◆ GIVEN PROBLEM
Show every line in the entries below where the word "sprawdzenie" appears.

◆ RECORDS FOR PROCESSING
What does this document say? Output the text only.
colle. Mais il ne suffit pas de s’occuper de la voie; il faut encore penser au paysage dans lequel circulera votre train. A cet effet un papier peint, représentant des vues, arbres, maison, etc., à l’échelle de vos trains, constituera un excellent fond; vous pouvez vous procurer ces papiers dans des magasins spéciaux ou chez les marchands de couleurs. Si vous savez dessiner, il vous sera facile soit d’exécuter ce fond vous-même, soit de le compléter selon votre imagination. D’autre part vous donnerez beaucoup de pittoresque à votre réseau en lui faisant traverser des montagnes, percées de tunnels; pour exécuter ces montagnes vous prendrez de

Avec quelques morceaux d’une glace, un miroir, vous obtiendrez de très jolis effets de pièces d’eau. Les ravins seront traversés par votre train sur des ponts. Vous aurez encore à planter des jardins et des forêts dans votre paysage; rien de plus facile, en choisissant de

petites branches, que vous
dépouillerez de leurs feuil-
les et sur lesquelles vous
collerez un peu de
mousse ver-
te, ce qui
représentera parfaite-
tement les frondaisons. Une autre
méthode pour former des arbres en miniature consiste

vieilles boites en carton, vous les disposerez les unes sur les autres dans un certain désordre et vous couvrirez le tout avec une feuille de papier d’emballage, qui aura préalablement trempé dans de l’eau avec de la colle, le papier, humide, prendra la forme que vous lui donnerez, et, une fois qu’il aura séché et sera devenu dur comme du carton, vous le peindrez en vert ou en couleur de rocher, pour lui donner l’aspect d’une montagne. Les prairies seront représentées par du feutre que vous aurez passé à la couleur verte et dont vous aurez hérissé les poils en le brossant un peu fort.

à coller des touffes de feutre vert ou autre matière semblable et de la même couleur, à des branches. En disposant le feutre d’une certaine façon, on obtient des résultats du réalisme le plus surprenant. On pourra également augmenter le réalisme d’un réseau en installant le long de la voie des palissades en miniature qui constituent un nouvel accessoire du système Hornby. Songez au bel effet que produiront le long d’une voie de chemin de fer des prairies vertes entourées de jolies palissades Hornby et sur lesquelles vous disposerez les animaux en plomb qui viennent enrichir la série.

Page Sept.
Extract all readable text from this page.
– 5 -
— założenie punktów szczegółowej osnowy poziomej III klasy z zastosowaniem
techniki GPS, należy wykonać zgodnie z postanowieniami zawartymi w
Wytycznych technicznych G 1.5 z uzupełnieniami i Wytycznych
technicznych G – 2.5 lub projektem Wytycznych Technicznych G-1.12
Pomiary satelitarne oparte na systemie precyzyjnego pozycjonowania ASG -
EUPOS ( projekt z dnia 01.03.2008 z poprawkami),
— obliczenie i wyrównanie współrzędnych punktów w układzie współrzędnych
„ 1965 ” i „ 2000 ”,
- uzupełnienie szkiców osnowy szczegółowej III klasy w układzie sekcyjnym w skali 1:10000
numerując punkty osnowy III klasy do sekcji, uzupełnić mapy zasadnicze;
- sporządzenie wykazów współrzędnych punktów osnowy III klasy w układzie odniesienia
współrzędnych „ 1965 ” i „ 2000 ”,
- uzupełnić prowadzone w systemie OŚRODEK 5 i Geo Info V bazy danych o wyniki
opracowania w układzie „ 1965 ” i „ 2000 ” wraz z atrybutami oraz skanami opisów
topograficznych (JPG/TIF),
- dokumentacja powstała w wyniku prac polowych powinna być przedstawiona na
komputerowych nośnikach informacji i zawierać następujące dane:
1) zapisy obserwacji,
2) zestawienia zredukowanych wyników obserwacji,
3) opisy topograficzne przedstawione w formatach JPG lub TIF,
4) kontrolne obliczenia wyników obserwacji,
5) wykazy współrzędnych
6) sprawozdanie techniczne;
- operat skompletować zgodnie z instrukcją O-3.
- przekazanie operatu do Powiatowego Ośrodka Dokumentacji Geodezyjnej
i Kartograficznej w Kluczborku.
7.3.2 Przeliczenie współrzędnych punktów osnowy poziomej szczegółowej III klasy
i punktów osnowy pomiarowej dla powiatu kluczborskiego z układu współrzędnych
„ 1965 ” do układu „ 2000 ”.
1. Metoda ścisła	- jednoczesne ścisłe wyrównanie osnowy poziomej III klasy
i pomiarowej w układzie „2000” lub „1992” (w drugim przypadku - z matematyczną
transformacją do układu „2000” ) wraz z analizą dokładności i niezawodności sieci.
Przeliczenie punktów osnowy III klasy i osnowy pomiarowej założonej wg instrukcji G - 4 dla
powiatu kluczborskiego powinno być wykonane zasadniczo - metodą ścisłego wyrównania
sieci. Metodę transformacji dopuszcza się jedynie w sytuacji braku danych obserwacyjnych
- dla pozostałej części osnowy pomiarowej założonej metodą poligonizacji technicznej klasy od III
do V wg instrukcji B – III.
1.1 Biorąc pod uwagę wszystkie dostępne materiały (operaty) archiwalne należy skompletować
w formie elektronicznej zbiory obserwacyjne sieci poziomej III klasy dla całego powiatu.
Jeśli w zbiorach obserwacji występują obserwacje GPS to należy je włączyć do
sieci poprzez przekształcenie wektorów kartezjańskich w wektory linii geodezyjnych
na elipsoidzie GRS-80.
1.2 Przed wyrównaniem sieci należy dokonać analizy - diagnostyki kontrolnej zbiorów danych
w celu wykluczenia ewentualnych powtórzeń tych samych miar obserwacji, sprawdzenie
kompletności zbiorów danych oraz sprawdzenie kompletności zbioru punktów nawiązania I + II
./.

◆ EXERCISE SOLUTION
w celu wykluczenia ewentualnych powtórzeń tych samych miar obserwacji, sprawdzenie
kompletności zbiorów danych oraz sprawdzenie kompletności zbioru punktów nawiązania I + II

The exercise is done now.